## TO DO
Review the listing and copy each line that holds the word "指标性质".

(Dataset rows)

---------------

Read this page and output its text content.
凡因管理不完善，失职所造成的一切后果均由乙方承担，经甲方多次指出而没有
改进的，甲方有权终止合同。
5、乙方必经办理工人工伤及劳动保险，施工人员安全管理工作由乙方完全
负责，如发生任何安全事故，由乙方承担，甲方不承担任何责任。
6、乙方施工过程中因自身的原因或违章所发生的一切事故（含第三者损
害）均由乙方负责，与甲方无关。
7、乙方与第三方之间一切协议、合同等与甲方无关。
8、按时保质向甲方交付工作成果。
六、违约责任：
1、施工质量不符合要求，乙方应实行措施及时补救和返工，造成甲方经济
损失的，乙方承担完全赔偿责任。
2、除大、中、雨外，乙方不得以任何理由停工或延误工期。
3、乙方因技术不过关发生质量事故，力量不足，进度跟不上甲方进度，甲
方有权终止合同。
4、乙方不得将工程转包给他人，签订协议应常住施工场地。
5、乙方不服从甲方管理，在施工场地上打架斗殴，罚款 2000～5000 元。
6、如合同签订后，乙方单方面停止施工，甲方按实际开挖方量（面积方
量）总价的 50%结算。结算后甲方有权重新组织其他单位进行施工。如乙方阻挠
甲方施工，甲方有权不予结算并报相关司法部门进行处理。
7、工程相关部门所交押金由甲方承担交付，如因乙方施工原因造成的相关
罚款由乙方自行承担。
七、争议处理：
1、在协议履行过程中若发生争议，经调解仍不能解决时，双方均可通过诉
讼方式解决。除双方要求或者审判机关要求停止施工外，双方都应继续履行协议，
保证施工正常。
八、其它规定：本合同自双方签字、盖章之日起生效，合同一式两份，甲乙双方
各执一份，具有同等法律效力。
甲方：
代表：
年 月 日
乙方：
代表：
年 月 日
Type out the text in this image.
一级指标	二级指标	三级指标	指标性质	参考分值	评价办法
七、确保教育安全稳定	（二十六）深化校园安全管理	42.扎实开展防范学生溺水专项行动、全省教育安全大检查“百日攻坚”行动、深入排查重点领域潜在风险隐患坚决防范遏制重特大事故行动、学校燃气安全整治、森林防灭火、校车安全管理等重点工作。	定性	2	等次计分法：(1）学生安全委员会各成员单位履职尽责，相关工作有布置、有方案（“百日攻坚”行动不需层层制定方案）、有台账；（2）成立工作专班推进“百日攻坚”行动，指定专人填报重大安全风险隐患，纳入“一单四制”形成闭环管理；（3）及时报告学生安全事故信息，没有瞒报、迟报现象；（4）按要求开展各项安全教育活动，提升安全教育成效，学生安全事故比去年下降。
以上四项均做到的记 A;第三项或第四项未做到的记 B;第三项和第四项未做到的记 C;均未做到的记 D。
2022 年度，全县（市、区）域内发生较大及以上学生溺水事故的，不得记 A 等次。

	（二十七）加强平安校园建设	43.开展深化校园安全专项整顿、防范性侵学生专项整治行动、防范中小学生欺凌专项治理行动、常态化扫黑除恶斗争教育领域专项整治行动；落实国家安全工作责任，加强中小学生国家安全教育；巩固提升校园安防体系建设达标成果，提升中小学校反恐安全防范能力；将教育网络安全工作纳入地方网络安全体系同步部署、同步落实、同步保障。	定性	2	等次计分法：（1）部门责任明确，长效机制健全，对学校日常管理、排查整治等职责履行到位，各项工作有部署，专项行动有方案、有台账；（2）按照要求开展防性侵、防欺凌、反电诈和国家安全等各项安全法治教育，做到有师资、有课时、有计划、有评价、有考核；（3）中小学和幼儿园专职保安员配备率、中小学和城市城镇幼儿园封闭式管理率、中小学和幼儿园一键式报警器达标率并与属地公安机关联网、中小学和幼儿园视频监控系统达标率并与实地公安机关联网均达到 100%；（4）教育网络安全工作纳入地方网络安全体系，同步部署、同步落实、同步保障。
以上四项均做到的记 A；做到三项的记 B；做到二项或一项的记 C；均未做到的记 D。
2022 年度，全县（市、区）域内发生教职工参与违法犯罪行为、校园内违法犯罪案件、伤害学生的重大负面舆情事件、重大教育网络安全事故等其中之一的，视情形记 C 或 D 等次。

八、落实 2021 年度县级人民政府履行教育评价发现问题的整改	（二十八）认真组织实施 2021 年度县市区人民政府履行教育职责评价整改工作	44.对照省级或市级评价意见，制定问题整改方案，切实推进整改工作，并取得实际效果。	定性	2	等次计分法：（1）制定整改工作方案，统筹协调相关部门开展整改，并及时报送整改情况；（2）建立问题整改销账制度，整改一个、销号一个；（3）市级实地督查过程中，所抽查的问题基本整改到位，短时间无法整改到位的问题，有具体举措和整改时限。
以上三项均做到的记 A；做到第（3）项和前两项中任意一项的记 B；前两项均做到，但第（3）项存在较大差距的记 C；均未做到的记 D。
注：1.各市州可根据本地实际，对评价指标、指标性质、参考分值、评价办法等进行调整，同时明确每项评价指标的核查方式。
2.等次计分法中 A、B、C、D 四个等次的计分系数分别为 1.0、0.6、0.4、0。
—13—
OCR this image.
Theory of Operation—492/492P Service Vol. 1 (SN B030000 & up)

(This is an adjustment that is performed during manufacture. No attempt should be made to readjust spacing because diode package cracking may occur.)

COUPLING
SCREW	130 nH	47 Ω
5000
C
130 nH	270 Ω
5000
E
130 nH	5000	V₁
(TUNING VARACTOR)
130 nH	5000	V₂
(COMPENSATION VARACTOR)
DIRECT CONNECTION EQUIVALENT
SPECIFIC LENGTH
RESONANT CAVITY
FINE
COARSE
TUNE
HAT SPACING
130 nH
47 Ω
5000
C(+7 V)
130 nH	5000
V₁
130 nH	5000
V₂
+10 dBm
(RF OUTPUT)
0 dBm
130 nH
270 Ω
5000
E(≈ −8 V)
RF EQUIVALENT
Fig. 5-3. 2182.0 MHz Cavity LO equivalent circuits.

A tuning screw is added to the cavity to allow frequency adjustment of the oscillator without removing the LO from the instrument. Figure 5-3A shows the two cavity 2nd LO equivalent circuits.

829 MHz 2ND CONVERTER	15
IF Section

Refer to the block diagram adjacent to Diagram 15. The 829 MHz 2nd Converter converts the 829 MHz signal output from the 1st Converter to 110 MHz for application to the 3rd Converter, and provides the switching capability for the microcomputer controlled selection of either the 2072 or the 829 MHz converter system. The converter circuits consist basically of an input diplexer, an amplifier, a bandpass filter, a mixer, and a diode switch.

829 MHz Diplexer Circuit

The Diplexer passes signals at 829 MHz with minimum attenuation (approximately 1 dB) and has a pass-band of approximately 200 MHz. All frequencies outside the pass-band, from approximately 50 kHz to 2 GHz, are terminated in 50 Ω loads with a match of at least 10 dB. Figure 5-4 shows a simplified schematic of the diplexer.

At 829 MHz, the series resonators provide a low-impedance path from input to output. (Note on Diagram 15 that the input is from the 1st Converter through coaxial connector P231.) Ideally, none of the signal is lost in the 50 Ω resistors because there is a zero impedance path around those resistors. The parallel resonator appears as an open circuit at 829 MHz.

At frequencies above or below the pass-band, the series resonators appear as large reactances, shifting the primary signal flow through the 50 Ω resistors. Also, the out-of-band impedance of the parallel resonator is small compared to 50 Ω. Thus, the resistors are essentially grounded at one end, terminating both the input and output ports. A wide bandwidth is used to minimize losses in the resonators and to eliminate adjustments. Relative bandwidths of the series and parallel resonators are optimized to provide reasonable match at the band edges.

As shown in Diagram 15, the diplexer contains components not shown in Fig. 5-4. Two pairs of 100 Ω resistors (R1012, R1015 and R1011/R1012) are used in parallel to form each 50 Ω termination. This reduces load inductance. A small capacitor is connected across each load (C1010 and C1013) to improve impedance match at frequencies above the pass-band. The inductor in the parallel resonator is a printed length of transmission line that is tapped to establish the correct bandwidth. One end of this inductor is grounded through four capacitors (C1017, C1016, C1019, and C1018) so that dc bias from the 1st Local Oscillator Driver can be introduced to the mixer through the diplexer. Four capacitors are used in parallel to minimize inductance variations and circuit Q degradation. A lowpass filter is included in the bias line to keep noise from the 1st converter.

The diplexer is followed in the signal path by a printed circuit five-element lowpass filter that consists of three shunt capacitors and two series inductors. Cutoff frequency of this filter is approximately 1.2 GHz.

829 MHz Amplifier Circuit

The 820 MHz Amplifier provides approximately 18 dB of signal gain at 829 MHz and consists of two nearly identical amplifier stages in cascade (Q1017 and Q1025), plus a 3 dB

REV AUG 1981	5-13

---------------

## WRITTEN SOLUTION
一级指标	二级指标	三级指标	指标性质	参考分值	评价办法
注：1.各市州可根据本地实际，对评价指标、指标性质、参考分值、评价办法等进行调整，同时明确每项评价指标的核查方式。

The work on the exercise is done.